What you need to do ▸ Take the data that follows and retype it word for word.

Dataset ▸

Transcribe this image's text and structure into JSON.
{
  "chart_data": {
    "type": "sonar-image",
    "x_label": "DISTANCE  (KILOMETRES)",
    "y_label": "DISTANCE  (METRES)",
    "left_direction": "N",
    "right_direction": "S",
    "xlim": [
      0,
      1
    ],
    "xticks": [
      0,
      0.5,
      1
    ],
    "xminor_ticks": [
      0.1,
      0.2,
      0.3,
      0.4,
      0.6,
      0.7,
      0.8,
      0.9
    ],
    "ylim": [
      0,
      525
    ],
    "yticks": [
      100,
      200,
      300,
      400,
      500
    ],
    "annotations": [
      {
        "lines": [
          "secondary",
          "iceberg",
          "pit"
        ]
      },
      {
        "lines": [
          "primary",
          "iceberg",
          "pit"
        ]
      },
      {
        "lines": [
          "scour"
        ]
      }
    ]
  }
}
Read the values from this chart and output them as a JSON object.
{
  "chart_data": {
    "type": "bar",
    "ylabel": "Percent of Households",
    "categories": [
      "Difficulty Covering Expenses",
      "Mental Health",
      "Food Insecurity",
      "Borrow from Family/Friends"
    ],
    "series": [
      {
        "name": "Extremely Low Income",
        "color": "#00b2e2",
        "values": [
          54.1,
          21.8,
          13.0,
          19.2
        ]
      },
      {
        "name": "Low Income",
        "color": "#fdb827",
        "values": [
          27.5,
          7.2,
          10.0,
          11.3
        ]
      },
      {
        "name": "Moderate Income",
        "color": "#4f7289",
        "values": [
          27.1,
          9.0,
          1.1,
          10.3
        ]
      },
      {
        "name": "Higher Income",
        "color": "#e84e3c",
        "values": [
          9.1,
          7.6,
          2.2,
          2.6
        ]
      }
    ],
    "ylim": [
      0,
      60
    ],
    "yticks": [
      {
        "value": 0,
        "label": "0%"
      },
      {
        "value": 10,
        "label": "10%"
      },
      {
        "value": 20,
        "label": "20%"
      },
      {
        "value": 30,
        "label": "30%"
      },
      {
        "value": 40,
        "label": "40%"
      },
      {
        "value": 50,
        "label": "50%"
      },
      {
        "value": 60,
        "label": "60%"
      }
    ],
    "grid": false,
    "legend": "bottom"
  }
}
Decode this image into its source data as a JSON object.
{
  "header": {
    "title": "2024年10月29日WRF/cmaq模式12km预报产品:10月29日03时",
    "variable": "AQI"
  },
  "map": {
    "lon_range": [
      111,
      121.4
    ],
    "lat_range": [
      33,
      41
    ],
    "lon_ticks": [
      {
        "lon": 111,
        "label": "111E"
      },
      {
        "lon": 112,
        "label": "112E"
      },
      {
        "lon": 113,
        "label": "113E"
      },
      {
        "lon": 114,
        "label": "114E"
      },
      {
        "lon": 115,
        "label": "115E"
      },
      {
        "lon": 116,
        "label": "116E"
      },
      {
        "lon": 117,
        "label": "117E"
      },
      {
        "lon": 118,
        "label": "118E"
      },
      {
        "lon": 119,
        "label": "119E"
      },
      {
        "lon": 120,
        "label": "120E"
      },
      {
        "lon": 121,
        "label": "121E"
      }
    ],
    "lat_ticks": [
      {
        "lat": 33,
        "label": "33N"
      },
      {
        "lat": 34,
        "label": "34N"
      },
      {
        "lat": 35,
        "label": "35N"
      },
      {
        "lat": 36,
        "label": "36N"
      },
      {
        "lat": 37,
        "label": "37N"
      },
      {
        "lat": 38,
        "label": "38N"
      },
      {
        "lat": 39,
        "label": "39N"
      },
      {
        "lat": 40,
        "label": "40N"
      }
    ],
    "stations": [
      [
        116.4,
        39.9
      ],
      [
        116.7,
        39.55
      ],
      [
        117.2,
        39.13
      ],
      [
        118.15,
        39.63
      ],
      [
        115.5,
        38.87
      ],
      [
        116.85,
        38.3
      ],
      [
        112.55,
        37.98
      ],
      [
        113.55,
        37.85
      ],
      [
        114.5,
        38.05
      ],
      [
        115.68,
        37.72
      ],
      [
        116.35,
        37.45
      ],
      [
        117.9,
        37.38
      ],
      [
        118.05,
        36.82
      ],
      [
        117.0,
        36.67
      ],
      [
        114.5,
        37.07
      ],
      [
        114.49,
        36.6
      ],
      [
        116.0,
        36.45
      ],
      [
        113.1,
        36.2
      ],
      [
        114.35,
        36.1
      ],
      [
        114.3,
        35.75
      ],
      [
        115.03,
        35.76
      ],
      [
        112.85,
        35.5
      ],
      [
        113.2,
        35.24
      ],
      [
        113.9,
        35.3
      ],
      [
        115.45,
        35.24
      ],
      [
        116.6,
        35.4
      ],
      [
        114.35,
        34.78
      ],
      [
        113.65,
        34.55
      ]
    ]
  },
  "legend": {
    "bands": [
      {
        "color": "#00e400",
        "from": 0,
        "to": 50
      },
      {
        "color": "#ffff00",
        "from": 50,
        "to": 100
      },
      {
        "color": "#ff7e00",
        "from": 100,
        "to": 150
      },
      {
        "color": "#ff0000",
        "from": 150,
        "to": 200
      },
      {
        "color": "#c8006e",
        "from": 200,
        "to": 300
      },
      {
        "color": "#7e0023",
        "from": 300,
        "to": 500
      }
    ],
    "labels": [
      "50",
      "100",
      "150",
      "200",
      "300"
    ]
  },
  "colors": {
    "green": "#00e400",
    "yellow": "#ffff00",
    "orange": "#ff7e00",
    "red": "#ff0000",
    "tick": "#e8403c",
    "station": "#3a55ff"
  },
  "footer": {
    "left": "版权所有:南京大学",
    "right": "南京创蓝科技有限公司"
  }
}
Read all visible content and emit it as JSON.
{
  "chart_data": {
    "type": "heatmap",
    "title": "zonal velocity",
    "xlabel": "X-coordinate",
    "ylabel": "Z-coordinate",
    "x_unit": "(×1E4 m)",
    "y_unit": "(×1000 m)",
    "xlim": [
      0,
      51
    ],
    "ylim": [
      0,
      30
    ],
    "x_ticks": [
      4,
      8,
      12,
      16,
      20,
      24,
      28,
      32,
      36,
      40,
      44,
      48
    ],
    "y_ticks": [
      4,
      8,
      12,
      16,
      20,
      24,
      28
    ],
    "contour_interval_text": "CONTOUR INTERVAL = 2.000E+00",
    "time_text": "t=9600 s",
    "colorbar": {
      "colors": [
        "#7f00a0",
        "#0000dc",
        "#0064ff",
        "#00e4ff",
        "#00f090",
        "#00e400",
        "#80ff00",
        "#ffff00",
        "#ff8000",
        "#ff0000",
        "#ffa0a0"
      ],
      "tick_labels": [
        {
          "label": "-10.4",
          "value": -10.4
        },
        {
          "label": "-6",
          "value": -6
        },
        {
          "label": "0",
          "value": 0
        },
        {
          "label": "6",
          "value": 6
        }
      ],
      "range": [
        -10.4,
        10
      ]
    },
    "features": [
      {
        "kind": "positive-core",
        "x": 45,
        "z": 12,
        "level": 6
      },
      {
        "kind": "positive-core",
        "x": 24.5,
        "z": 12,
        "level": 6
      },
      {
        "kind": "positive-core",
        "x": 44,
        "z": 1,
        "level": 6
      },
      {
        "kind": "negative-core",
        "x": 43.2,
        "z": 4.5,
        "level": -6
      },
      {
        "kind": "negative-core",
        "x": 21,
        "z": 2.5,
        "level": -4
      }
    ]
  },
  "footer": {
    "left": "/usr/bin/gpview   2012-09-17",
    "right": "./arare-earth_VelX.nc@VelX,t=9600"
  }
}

The completed task ▸
Transcribe this image's text and structure into JSON.
{
  "chart_data": {
    "type": "sonar-image",
    "x_label": "DISTANCE  (KILOMETRES)",
    "y_label": "DISTANCE  (METRES)",
    "left_direction": "N",
    "right_direction": "S",
    "xlim": [
      0,
      1
    ],
    "xticks": [
      0,
      0.5,
      1
    ],
    "xminor_ticks": [
      0.1,
      0.2,
      0.3,
      0.4,
      0.6,
      0.7,
      0.8,
      0.9
    ],
    "ylim": [
      0,
      525
    ],
    "yticks": [
      100,
      200,
      300,
      400,
      500
    ],
    "annotations": [
      {
        "lines": [
          "secondary",
          "iceberg",
          "pit"
        ]
      },
      {
        "lines": [
          "primary",
          "iceberg",
          "pit"
        ]
      },
      {
        "lines": [
          "scour"
        ]
      }
    ]
  }
}
Read the values from this chart and output them as a JSON object.
{
  "chart_data": {
    "type": "bar",
    "ylabel": "Percent of Households",
    "categories": [
      "Difficulty Covering Expenses",
      "Mental Health",
      "Food Insecurity",
      "Borrow from Family/Friends"
    ],
    "series": [
      {
        "name": "Extremely Low Income",
        "color": "#00b2e2",
        "values": [
          54.1,
          21.8,
          13.0,
          19.2
        ]
      },
      {
        "name": "Low Income",
        "color": "#fdb827",
        "values": [
          27.5,
          7.2,
          10.0,
          11.3
        ]
      },
      {
        "name": "Moderate Income",
        "color": "#4f7289",
        "values": [
          27.1,
          9.0,
          1.1,
          10.3
        ]
      },
      {
        "name": "Higher Income",
        "color": "#e84e3c",
        "values": [
          9.1,
          7.6,
          2.2,
          2.6
        ]
      }
    ],
    "ylim": [
      0,
      60
    ],
    "yticks": [
      {
        "value": 0,
        "label": "0%"
      },
      {
        "value": 10,
        "label": "10%"
      },
      {
        "value": 20,
        "label": "20%"
      },
      {
        "value": 30,
        "label": "30%"
      },
      {
        "value": 40,
        "label": "40%"
      },
      {
        "value": 50,
        "label": "50%"
      },
      {
        "value": 60,
        "label": "60%"
      }
    ],
    "grid": false,
    "legend": "bottom"
  }
}
Decode this image into its source data as a JSON object.
{
  "header": {
    "title": "2024年10月29日WRF/cmaq模式12km预报产品:10月29日03时",
    "variable": "AQI"
  },
  "map": {
    "lon_range": [
      111,
      121.4
    ],
    "lat_range": [
      33,
      41
    ],
    "lon_ticks": [
      {
        "lon": 111,
        "label": "111E"
      },
      {
        "lon": 112,
        "label": "112E"
      },
      {
        "lon": 113,
        "label": "113E"
      },
      {
        "lon": 114,
        "label": "114E"
      },
      {
        "lon": 115,
        "label": "115E"
      },
      {
        "lon": 116,
        "label": "116E"
      },
      {
        "lon": 117,
        "label": "117E"
      },
      {
        "lon": 118,
        "label": "118E"
      },
      {
        "lon": 119,
        "label": "119E"
      },
      {
        "lon": 120,
        "label": "120E"
      },
      {
        "lon": 121,
        "label": "121E"
      }
    ],
    "lat_ticks": [
      {
        "lat": 33,
        "label": "33N"
      },
      {
        "lat": 34,
        "label": "34N"
      },
      {
        "lat": 35,
        "label": "35N"
      },
      {
        "lat": 36,
        "label": "36N"
      },
      {
        "lat": 37,
        "label": "37N"
      },
      {
        "lat": 38,
        "label": "38N"
      },
      {
        "lat": 39,
        "label": "39N"
      },
      {
        "lat": 40,
        "label": "40N"
      }
    ],
    "stations": [
      [
        116.4,
        39.9
      ],
      [
        116.7,
        39.55
      ],
      [
        117.2,
        39.13
      ],
      [
        118.15,
        39.63
      ],
      [
        115.5,
        38.87
      ],
      [
        116.85,
        38.3
      ],
      [
        112.55,
        37.98
      ],
      [
        113.55,
        37.85
      ],
      [
        114.5,
        38.05
      ],
      [
        115.68,
        37.72
      ],
      [
        116.35,
        37.45
      ],
      [
        117.9,
        37.38
      ],
      [
        118.05,
        36.82
      ],
      [
        117.0,
        36.67
      ],
      [
        114.5,
        37.07
      ],
      [
        114.49,
        36.6
      ],
      [
        116.0,
        36.45
      ],
      [
        113.1,
        36.2
      ],
      [
        114.35,
        36.1
      ],
      [
        114.3,
        35.75
      ],
      [
        115.03,
        35.76
      ],
      [
        112.85,
        35.5
      ],
      [
        113.2,
        35.24
      ],
      [
        113.9,
        35.3
      ],
      [
        115.45,
        35.24
      ],
      [
        116.6,
        35.4
      ],
      [
        114.35,
        34.78
      ],
      [
        113.65,
        34.55
      ]
    ]
  },
  "legend": {
    "bands": [
      {
        "color": "#00e400",
        "from": 0,
        "to": 50
      },
      {
        "color": "#ffff00",
        "from": 50,
        "to": 100
      },
      {
        "color": "#ff7e00",
        "from": 100,
        "to": 150
      },
      {
        "color": "#ff0000",
        "from": 150,
        "to": 200
      },
      {
        "color": "#c8006e",
        "from": 200,
        "to": 300
      },
      {
        "color": "#7e0023",
        "from": 300,
        "to": 500
      }
    ],
    "labels": [
      "50",
      "100",
      "150",
      "200",
      "300"
    ]
  },
  "colors": {
    "green": "#00e400",
    "yellow": "#ffff00",
    "orange": "#ff7e00",
    "red": "#ff0000",
    "tick": "#e8403c",
    "station": "#3a55ff"
  },
  "footer": {
    "left": "版权所有:南京大学",
    "right": "南京创蓝科技有限公司"
  }
}
Read all visible content and emit it as JSON.
{
  "chart_data": {
    "type": "heatmap",
    "title": "zonal velocity",
    "xlabel": "X-coordinate",
    "ylabel": "Z-coordinate",
    "x_unit": "(×1E4 m)",
    "y_unit": "(×1000 m)",
    "xlim": [
      0,
      51
    ],
    "ylim": [
      0,
      30
    ],
    "x_ticks": [
      4,
      8,
      12,
      16,
      20,
      24,
      28,
      32,
      36,
      40,
      44,
      48
    ],
    "y_ticks": [
      4,
      8,
      12,
      16,
      20,
      24,
      28
    ],
    "contour_interval_text": "CONTOUR INTERVAL = 2.000E+00",
    "time_text": "t=9600 s",
    "colorbar": {
      "colors": [
        "#7f00a0",
        "#0000dc",
        "#0064ff",
        "#00e4ff",
        "#00f090",
        "#00e400",
        "#80ff00",
        "#ffff00",
        "#ff8000",
        "#ff0000",
        "#ffa0a0"
      ],
      "tick_labels": [
        {
          "label": "-10.4",
          "value": -10.4
        },
        {
          "label": "-6",
          "value": -6
        },
        {
          "label": "0",
          "value": 0
        },
        {
          "label": "6",
          "value": 6
        }
      ],
      "range": [
        -10.4,
        10
      ]
    },
    "features": [
      {
        "kind": "positive-core",
        "x": 45,
        "z": 12,
        "level": 6
      },
      {
        "kind": "positive-core",
        "x": 24.5,
        "z": 12,
        "level": 6
      },
      {
        "kind": "positive-core",
        "x": 44,
        "z": 1,
        "level": 6
      },
      {
        "kind": "negative-core",
        "x": 43.2,
        "z": 4.5,
        "level": -6
      },
      {
        "kind": "negative-core",
        "x": 21,
        "z": 2.5,
        "level": -4
      }
    ]
  },
  "footer": {
    "left": "/usr/bin/gpview   2012-09-17",
    "right": "./arare-earth_VelX.nc@VelX,t=9600"
  }
}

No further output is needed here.